OPDRACHT 1: Neem uit het fragment woordelijk het stuk over dat begint bij de woorden met "Aan artikel 115, eerste" en ophoudt na "lid, onderdeel i.".
OPDRACHT 2: Waarom wordt volgens het fragment de punt na onderdeel v van artikel 115, eerste lid, vervangen door een puntkomma? Leg dit uit in één tot drie zinnen.

── FRAGMENT ──

In artikel 50 wordt “Wet werk en arbeidsondersteuning jonggehandicapten” vervangen door: Wet arbeidsongeschiktheidsvoorziening jonggehandicapten.

64

In artikel VI wordt na onderdeel D een nieuw onderdeel ingevoegd, luidende:

Da

Aan artikel 115, eerste lid, wordt, onder vervanging van de punt na onderdeel v door een puntkomma een onderdeel toegevoegd, luidende:

w. de uitkeringen op grond van artikel 29, tweede lid, onderdeel a, b, of c van de Ziektewet, bedoeld in artikel 117b, derde lid, onderdeel i.

───
── GEGEVENS ──

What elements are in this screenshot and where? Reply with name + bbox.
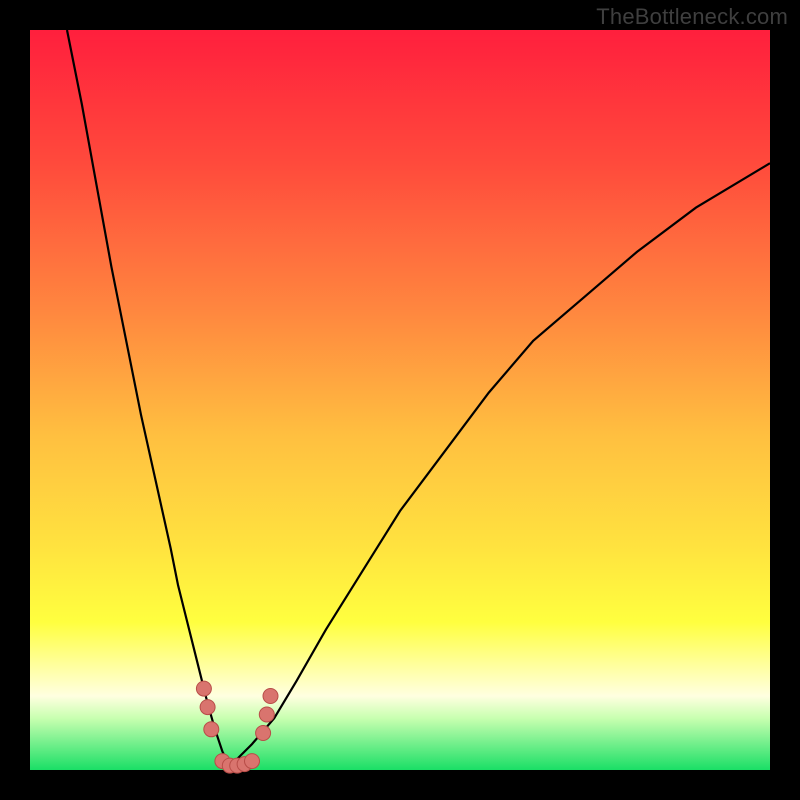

───

ANTWOORD 1:
Aan artikel 115, eerste lid, wordt, onder vervanging van de punt na onderdeel v door een puntkomma een onderdeel toegevoegd, luidende:

w. de uitkeringen op grond van artikel 29, tweede lid, onderdeel a, b, of c van de Ziektewet, bedoeld in artikel 117b, derde lid, onderdeel i.

ANTWOORD 2: De punt na onderdeel v wordt vervangen door een puntkomma omdat er na dat onderdeel een nieuw onderdeel w wordt toegevoegd. Dat onderdeel gaat over de uitkeringen op grond van artikel 29, tweede lid, onderdeel a, b, of c van de Ziektewet, bedoeld in artikel 117b, derde lid, onderdeel i.